━━ Given information ━━
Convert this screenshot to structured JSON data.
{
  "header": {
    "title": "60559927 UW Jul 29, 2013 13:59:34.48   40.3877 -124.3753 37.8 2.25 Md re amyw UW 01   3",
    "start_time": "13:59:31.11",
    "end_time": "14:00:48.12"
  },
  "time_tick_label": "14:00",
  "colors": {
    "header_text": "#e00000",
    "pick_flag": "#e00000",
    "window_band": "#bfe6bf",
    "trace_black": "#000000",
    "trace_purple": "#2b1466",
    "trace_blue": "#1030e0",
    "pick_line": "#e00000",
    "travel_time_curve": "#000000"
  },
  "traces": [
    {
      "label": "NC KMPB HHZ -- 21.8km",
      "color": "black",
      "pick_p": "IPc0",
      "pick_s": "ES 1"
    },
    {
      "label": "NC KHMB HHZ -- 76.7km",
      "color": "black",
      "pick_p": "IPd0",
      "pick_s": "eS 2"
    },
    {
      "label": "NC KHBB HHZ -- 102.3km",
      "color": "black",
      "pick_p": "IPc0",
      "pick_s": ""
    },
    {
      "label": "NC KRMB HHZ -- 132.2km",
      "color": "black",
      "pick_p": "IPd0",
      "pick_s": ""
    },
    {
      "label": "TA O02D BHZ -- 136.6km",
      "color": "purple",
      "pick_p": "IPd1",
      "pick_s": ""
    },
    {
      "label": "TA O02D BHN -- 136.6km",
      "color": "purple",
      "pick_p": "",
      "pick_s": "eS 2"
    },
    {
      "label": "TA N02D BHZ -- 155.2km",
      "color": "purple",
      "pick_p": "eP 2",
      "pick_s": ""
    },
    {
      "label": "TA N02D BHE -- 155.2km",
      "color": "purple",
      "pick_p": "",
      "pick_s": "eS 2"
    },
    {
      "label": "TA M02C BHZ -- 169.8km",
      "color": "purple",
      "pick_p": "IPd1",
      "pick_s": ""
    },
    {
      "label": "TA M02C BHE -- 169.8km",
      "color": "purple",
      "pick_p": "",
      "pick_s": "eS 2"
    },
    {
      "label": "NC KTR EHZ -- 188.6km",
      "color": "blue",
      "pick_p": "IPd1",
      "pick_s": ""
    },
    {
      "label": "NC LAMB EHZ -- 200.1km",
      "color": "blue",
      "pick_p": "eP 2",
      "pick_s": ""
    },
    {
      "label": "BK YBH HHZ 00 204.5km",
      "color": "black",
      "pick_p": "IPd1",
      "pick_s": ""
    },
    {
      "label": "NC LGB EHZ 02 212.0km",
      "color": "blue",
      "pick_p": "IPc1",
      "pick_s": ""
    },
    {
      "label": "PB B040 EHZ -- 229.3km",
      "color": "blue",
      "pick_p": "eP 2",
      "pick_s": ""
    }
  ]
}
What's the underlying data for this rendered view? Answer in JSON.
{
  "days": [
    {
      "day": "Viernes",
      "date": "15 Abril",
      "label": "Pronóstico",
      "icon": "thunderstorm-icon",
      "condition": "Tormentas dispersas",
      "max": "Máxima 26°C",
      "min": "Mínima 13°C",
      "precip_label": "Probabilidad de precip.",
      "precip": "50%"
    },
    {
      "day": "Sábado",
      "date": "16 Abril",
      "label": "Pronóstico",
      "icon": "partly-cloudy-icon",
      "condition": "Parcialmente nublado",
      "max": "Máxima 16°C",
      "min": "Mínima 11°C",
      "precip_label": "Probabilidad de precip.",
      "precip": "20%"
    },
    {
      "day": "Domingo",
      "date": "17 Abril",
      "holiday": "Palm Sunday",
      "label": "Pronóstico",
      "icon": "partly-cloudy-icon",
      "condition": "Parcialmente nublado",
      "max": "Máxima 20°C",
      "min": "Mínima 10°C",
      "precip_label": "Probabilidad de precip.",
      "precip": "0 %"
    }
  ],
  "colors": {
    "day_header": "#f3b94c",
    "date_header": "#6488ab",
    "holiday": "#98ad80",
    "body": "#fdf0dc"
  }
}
━━━
# Exercise directions:
Extract all lines containing the word "holiday".

# Answer to this task:
      "holiday": "Palm Sunday",
    "holiday": "#98ad80",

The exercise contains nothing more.